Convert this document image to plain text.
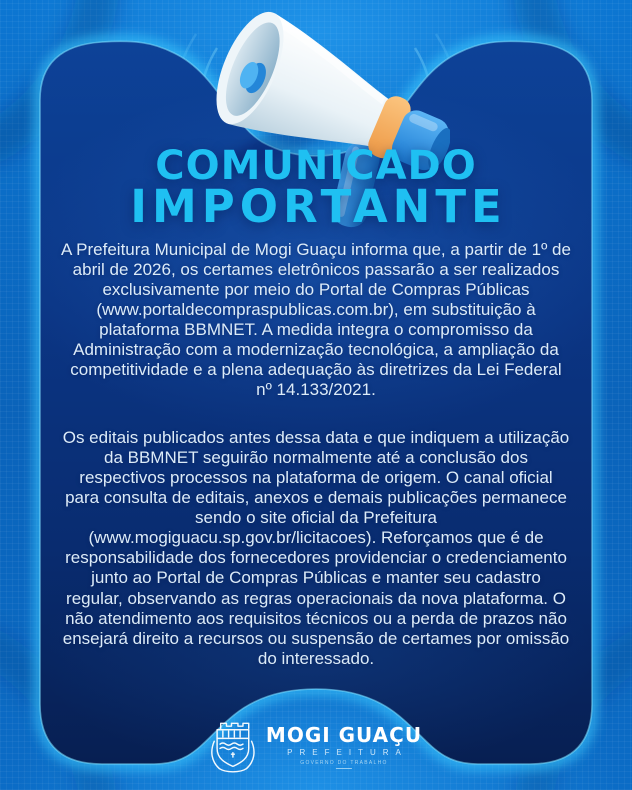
COMUNICADO
IMPORTANTE

A Prefeitura Municipal de Mogi Guaçu informa que, a partir de 1º de abril de 2026, os certames eletrônicos passarão a ser realizados exclusivamente por meio do Portal de Compras Públicas (www.portaldecompraspublicas.com.br), em substituição à plataforma BBMNET. A medida integra o compromisso da Administração com a modernização tecnológica, a ampliação da competitividade e a plena adequação às diretrizes da Lei Federal nº 14.133/2021.

Os editais publicados antes dessa data e que indiquem a utilização da BBMNET seguirão normalmente até a conclusão dos respectivos processos na plataforma de origem. O canal oficial para consulta de editais, anexos e demais publicações permanece sendo o site oficial da Prefeitura (www.mogiguacu.sp.gov.br/licitacoes). Reforçamos que é de responsabilidade dos fornecedores providenciar o credenciamento junto ao Portal de Compras Públicas e manter seu cadastro regular, observando as regras operacionais da nova plataforma. O não atendimento aos requisitos técnicos ou a perda de prazos não ensejará direito a recursos ou suspensão de certames por omissão do interessado.

MOGI GUAÇU
PREFEITURA
GOVERNO DO TRABALHO
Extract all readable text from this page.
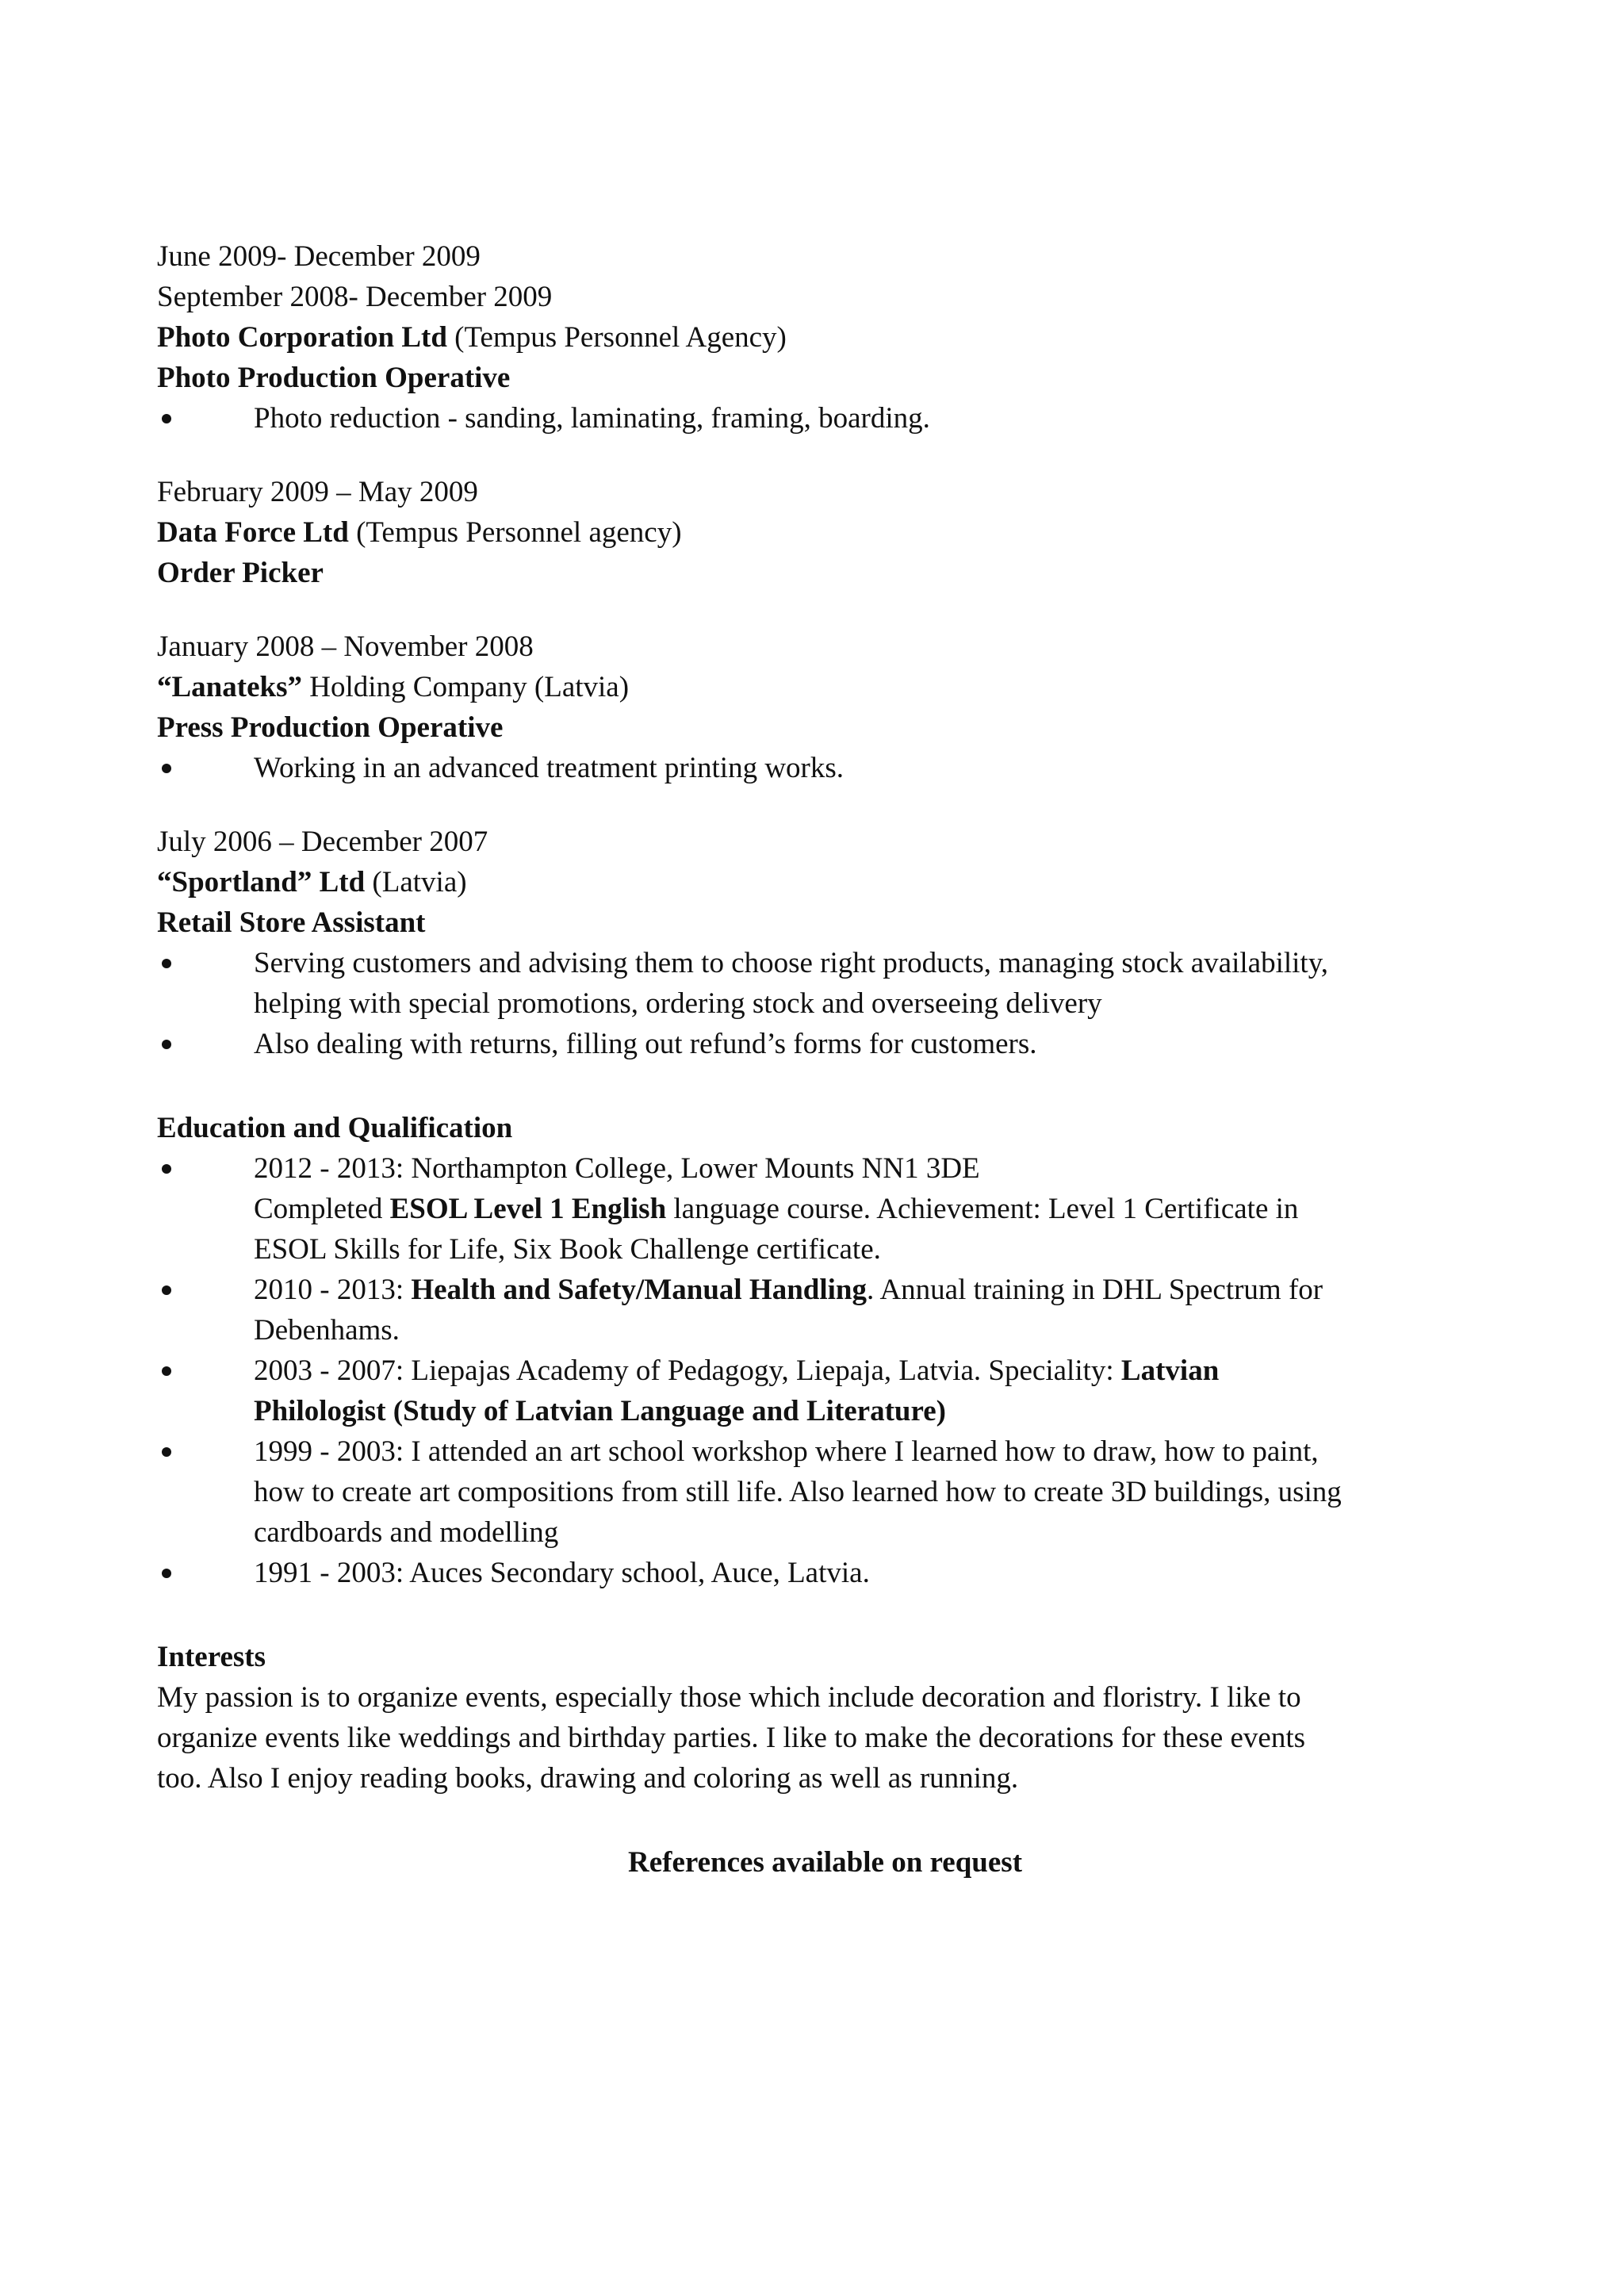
June 2009- December 2009
September 2008- December 2009
Photo Corporation Ltd (Tempus Personnel Agency)
Photo Production Operative
Photo reduction - sanding, laminating, framing, boarding.
February 2009 – May 2009
Data Force Ltd (Tempus Personnel agency)
Order Picker
January 2008 – November 2008
“Lanateks” Holding Company (Latvia)
Press Production Operative
Working in an advanced treatment printing works.
July 2006 – December 2007
“Sportland” Ltd (Latvia)
Retail Store Assistant
Serving customers and advising them to choose right products, managing stock availability,
helping with special promotions, ordering stock and overseeing delivery
Also dealing with returns, filling out refund’s forms for customers.
Education and Qualification
2012 - 2013: Northampton College, Lower Mounts NN1 3DE
Completed ESOL Level 1 English language course. Achievement: Level 1 Certificate in
ESOL Skills for Life, Six Book Challenge certificate.
2010 - 2013: Health and Safety/Manual Handling. Annual training in DHL Spectrum for
Debenhams.
2003 - 2007: Liepajas Academy of Pedagogy, Liepaja, Latvia. Speciality: Latvian
Philologist (Study of Latvian Language and Literature)
1999 - 2003: I attended an art school workshop where I learned how to draw, how to paint,
how to create art compositions from still life. Also learned how to create 3D buildings, using
cardboards and modelling
1991 - 2003: Auces Secondary school, Auce, Latvia.
Interests
My passion is to organize events, especially those which include decoration and floristry. I like to
organize events like weddings and birthday parties. I like to make the decorations for these events
too. Also I enjoy reading books, drawing and coloring as well as running.
References available on request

◆ Work instructions:
Repeat the data exactly, without the pictures.

◆ Answer to the problem:
Convert this document image to plain text.
COMUNICADO
IMPORTANTE

A Prefeitura Municipal de Mogi Guaçu informa que, a partir de 1º de abril de 2026, os certames eletrônicos passarão a ser realizados exclusivamente por meio do Portal de Compras Públicas (www.portaldecompraspublicas.com.br), em substituição à plataforma BBMNET. A medida integra o compromisso da Administração com a modernização tecnológica, a ampliação da competitividade e a plena adequação às diretrizes da Lei Federal nº 14.133/2021.

Os editais publicados antes dessa data e que indiquem a utilização da BBMNET seguirão normalmente até a conclusão dos respectivos processos na plataforma de origem. O canal oficial para consulta de editais, anexos e demais publicações permanece sendo o site oficial da Prefeitura (www.mogiguacu.sp.gov.br/licitacoes). Reforçamos que é de responsabilidade dos fornecedores providenciar o credenciamento junto ao Portal de Compras Públicas e manter seu cadastro regular, observando as regras operacionais da nova plataforma. O não atendimento aos requisitos técnicos ou a perda de prazos não ensejará direito a recursos ou suspensão de certames por omissão do interessado.

MOGI GUAÇU
PREFEITURA
GOVERNO DO TRABALHO
Extract all readable text from this page.
June 2009- December 2009
September 2008- December 2009
Photo Corporation Ltd (Tempus Personnel Agency)
Photo Production Operative
Photo reduction - sanding, laminating, framing, boarding.
February 2009 – May 2009
Data Force Ltd (Tempus Personnel agency)
Order Picker
January 2008 – November 2008
“Lanateks” Holding Company (Latvia)
Press Production Operative
Working in an advanced treatment printing works.
July 2006 – December 2007
“Sportland” Ltd (Latvia)
Retail Store Assistant
Serving customers and advising them to choose right products, managing stock availability,
helping with special promotions, ordering stock and overseeing delivery
Also dealing with returns, filling out refund’s forms for customers.
Education and Qualification
2012 - 2013: Northampton College, Lower Mounts NN1 3DE
Completed ESOL Level 1 English language course. Achievement: Level 1 Certificate in
ESOL Skills for Life, Six Book Challenge certificate.
2010 - 2013: Health and Safety/Manual Handling. Annual training in DHL Spectrum for
Debenhams.
2003 - 2007: Liepajas Academy of Pedagogy, Liepaja, Latvia. Speciality: Latvian
Philologist (Study of Latvian Language and Literature)
1999 - 2003: I attended an art school workshop where I learned how to draw, how to paint,
how to create art compositions from still life. Also learned how to create 3D buildings, using
cardboards and modelling
1991 - 2003: Auces Secondary school, Auce, Latvia.
Interests
My passion is to organize events, especially those which include decoration and floristry. I like to
organize events like weddings and birthday parties. I like to make the decorations for these events
too. Also I enjoy reading books, drawing and coloring as well as running.
References available on request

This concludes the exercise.